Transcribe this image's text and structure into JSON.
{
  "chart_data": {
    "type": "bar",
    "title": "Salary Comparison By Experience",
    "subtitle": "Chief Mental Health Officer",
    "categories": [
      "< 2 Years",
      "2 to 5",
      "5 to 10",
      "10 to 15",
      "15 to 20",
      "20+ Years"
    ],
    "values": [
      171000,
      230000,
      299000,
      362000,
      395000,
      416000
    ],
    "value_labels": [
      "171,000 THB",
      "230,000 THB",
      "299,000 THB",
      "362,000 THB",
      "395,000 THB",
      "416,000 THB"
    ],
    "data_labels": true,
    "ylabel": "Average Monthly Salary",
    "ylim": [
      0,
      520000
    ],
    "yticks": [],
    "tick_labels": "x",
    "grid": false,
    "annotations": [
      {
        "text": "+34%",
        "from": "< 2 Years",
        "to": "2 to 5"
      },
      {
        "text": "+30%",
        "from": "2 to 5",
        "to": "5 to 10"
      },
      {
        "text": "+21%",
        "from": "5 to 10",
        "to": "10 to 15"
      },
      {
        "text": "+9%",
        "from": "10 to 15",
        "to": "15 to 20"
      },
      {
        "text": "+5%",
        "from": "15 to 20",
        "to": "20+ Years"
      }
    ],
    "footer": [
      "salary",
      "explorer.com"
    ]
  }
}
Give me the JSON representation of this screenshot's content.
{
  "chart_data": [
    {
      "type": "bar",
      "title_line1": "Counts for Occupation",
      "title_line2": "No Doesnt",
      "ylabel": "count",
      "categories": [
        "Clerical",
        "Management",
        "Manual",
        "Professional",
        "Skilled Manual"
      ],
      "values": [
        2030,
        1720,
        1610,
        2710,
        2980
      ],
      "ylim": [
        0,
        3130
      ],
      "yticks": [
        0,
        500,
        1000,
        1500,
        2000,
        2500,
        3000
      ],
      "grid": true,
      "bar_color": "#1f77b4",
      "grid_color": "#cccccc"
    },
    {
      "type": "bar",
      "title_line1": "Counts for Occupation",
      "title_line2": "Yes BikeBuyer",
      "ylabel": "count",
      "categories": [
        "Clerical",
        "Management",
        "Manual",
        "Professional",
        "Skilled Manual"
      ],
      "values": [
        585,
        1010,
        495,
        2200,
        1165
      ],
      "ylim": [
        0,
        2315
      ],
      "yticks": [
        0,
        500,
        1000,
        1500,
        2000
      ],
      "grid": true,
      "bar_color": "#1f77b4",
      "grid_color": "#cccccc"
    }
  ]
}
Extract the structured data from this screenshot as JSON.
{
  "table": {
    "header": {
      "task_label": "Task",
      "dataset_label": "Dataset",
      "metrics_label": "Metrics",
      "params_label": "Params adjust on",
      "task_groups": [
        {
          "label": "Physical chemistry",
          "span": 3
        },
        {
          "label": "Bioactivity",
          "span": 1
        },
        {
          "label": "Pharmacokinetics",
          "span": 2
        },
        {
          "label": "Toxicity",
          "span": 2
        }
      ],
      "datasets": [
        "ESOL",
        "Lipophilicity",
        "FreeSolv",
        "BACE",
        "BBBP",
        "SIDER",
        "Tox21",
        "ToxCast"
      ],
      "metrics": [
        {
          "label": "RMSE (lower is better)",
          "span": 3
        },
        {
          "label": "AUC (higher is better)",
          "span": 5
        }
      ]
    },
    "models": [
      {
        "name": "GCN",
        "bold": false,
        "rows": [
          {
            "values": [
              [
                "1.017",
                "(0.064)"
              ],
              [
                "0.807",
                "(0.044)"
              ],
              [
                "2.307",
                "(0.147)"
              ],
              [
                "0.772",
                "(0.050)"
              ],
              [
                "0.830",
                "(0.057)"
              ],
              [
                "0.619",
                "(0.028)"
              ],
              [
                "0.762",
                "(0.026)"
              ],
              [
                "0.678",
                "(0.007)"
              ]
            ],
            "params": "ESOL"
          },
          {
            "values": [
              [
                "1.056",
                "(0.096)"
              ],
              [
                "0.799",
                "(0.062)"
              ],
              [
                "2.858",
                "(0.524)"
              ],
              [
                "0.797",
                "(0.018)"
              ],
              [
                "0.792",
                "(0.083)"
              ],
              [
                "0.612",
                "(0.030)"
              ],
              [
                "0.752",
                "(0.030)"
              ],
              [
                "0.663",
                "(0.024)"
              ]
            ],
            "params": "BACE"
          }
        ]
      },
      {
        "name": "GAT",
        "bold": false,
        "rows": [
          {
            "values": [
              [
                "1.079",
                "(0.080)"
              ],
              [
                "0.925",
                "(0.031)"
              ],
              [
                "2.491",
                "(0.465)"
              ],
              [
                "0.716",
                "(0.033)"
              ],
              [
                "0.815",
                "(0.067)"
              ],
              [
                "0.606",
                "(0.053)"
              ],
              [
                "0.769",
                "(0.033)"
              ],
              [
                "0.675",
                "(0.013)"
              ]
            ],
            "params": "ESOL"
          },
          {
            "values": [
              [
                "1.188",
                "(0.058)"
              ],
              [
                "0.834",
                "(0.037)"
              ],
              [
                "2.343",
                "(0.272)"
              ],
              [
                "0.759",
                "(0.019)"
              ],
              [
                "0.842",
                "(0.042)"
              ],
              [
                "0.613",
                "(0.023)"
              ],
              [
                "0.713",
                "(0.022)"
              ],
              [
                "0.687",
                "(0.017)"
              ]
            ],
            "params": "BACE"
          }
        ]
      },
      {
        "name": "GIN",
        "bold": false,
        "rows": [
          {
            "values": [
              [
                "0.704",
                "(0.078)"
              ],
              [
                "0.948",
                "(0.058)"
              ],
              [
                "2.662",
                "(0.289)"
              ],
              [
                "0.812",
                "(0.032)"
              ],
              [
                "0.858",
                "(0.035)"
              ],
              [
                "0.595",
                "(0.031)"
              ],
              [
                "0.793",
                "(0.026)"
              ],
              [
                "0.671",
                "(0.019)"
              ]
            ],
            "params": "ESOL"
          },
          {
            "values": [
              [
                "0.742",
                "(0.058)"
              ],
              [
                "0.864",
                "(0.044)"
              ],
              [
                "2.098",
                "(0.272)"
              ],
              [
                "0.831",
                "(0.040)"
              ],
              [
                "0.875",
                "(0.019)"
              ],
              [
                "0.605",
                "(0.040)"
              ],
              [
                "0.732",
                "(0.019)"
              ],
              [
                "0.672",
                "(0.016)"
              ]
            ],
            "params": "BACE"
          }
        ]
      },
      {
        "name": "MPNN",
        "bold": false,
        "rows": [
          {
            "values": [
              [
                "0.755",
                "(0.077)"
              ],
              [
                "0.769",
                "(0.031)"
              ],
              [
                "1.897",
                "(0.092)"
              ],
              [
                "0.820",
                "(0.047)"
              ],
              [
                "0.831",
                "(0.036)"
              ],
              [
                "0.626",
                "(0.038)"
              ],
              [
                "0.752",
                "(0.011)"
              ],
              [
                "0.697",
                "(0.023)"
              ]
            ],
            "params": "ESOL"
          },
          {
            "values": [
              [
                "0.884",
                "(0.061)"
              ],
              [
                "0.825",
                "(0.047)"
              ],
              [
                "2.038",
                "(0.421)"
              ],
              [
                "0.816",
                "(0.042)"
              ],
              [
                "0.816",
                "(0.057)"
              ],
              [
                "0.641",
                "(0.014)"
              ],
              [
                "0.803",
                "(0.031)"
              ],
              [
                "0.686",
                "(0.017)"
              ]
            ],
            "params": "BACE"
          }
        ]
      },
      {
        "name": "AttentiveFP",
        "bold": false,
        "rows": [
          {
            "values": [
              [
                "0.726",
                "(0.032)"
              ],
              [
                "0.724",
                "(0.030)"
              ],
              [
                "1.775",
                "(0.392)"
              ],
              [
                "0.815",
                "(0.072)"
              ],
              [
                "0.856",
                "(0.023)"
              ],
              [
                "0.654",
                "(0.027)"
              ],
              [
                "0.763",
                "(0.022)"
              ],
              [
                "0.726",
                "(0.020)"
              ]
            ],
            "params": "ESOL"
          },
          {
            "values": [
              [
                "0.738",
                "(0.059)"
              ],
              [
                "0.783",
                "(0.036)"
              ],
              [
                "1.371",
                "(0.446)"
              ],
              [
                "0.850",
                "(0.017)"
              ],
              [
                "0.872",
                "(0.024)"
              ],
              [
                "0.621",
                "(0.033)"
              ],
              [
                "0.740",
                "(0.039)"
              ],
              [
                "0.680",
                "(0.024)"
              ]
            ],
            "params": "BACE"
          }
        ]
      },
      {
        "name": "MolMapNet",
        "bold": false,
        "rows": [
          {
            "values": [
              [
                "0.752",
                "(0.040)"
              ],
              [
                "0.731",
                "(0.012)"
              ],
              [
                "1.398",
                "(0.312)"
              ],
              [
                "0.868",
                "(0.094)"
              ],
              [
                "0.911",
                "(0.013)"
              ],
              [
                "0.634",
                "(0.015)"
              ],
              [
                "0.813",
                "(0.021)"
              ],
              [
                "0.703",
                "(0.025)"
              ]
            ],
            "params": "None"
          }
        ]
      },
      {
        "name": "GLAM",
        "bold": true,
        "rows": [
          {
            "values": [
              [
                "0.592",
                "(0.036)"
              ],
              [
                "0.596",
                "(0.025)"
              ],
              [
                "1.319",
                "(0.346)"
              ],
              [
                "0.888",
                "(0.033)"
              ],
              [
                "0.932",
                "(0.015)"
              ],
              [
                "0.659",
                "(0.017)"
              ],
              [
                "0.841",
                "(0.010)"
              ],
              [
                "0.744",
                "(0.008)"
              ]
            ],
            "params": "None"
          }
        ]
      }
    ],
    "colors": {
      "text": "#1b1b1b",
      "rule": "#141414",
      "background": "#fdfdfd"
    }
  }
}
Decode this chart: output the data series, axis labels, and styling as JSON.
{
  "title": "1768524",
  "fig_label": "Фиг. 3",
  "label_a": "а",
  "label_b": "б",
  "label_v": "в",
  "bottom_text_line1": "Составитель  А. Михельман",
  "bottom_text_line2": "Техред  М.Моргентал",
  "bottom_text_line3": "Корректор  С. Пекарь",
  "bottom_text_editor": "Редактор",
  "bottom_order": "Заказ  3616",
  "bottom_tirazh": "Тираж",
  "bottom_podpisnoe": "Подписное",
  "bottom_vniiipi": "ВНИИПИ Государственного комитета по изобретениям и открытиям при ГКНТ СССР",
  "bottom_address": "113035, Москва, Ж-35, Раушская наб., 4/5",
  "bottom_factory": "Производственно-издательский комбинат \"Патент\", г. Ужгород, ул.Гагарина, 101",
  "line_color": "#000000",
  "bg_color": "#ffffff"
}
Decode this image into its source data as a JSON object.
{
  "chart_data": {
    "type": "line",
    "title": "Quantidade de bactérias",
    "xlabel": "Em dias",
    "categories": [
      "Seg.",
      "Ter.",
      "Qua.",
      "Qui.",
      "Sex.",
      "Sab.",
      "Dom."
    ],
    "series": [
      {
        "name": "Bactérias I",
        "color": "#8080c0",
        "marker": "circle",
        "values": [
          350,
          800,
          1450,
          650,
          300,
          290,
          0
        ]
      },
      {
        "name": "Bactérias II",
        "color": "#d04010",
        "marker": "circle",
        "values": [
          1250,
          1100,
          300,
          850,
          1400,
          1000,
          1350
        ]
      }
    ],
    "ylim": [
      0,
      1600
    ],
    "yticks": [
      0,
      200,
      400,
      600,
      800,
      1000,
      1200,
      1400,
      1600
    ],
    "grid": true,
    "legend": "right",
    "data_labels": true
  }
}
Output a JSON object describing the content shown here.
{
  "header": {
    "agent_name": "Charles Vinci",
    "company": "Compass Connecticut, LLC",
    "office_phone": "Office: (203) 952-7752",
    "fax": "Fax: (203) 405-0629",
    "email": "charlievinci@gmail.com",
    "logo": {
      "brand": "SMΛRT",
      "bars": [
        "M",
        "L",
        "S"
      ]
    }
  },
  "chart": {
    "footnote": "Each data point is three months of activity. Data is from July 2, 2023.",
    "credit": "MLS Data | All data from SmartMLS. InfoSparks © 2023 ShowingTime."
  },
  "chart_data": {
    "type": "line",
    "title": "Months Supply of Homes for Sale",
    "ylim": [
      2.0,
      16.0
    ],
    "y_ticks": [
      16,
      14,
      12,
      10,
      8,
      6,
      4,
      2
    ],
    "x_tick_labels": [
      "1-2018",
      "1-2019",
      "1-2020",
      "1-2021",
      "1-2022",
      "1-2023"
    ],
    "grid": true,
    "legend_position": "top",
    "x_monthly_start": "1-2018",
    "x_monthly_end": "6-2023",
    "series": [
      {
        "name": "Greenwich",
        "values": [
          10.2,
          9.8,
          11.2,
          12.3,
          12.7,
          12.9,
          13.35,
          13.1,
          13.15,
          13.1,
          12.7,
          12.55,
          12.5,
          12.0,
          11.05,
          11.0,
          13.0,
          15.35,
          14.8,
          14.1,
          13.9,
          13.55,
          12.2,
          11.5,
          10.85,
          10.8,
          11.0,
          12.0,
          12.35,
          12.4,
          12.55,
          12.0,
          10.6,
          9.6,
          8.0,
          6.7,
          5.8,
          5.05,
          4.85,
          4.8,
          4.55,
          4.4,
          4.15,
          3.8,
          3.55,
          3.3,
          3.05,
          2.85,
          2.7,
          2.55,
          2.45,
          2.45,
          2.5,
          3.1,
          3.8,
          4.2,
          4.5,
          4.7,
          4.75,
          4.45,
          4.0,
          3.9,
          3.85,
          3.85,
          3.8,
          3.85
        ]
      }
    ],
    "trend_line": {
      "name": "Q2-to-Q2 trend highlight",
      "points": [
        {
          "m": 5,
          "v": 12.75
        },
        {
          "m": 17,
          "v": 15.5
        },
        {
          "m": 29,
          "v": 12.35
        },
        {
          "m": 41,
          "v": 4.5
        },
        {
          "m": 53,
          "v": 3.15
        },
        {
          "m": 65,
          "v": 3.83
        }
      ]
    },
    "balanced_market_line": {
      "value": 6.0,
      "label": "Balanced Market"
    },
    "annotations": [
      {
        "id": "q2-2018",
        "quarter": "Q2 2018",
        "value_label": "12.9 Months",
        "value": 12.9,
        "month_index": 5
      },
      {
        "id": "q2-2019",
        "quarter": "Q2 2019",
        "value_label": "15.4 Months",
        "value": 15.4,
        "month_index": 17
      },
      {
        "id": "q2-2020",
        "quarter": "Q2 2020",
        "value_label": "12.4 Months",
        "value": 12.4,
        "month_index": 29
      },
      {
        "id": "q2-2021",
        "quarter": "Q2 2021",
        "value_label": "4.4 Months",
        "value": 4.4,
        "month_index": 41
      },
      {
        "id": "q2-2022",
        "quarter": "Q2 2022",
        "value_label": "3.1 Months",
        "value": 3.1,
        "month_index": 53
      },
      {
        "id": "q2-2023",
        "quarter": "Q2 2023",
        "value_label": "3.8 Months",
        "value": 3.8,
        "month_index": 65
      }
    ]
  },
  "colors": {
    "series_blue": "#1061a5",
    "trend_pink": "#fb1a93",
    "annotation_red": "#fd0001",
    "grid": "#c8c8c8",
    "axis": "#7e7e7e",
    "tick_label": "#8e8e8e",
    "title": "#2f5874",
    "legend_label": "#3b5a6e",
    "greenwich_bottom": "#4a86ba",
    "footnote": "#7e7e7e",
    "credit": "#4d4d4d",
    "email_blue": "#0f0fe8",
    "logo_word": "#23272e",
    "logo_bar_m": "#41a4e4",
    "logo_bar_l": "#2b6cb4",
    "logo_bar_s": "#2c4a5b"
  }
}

[WHAT YOU SHOULD DO]:
Copy out all lines from the material above that contain the string "better".

[OUTPUT OF THE TASK]:
          "label": "RMSE (lower is better)",
          "label": "AUC (higher is better)",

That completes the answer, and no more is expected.